BEGIN
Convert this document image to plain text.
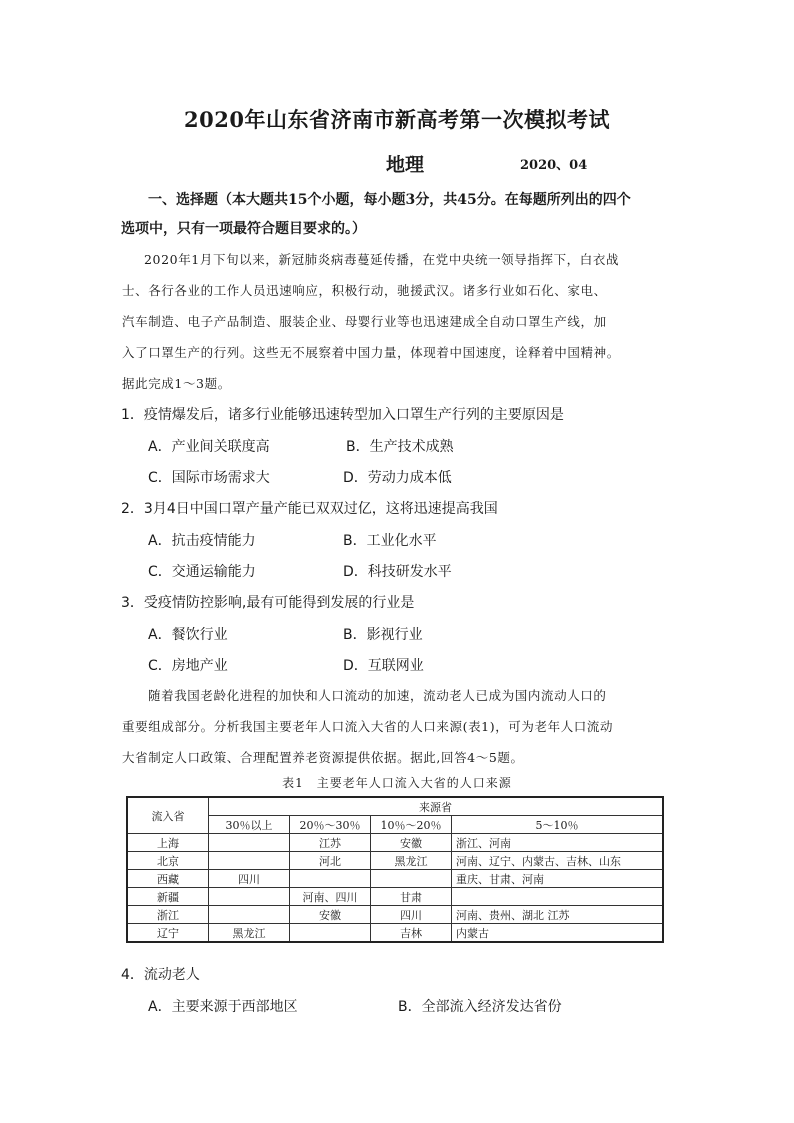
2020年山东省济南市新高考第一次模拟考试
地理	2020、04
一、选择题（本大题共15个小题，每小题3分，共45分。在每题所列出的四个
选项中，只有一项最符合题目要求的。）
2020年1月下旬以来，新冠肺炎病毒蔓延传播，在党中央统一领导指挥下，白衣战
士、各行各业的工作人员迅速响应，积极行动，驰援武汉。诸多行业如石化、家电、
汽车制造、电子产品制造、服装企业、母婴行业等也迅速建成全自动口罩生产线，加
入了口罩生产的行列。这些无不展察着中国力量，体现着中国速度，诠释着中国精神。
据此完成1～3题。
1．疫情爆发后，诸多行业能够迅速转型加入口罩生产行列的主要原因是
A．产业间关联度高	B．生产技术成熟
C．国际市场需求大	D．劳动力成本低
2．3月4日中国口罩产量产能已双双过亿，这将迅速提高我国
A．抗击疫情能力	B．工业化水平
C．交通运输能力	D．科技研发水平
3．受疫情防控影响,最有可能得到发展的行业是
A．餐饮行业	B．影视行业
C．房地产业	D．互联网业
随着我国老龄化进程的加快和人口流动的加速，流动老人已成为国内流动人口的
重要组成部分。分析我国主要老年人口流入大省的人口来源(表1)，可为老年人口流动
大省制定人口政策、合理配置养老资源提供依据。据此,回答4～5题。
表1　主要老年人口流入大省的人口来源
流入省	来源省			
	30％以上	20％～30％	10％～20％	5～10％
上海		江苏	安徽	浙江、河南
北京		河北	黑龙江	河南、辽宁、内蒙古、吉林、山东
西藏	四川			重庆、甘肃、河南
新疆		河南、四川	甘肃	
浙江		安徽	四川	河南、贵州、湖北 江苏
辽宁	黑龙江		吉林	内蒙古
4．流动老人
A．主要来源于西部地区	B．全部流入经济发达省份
END
__What this task involves__:
Set the listing down in full and exactly. Pictures within it should not appear in the copy.

__Problem solution__:
Convert this document image to plain text.
2020年山东省济南市新高考第一次模拟考试
地理	2020、04
一、选择题（本大题共15个小题，每小题3分，共45分。在每题所列出的四个
选项中，只有一项最符合题目要求的。）
2020年1月下旬以来，新冠肺炎病毒蔓延传播，在党中央统一领导指挥下，白衣战
士、各行各业的工作人员迅速响应，积极行动，驰援武汉。诸多行业如石化、家电、
汽车制造、电子产品制造、服装企业、母婴行业等也迅速建成全自动口罩生产线，加
入了口罩生产的行列。这些无不展察着中国力量，体现着中国速度，诠释着中国精神。
据此完成1～3题。
1．疫情爆发后，诸多行业能够迅速转型加入口罩生产行列的主要原因是
A．产业间关联度高	B．生产技术成熟
C．国际市场需求大	D．劳动力成本低
2．3月4日中国口罩产量产能已双双过亿，这将迅速提高我国
A．抗击疫情能力	B．工业化水平
C．交通运输能力	D．科技研发水平
3．受疫情防控影响,最有可能得到发展的行业是
A．餐饮行业	B．影视行业
C．房地产业	D．互联网业
随着我国老龄化进程的加快和人口流动的加速，流动老人已成为国内流动人口的
重要组成部分。分析我国主要老年人口流入大省的人口来源(表1)，可为老年人口流动
大省制定人口政策、合理配置养老资源提供依据。据此,回答4～5题。
表1　主要老年人口流入大省的人口来源
流入省	来源省			
	30％以上	20％～30％	10％～20％	5～10％
上海		江苏	安徽	浙江、河南
北京		河北	黑龙江	河南、辽宁、内蒙古、吉林、山东
西藏	四川			重庆、甘肃、河南
新疆		河南、四川	甘肃	
浙江		安徽	四川	河南、贵州、湖北 江苏
辽宁	黑龙江		吉林	内蒙古
4．流动老人
A．主要来源于西部地区	B．全部流入经济发达省份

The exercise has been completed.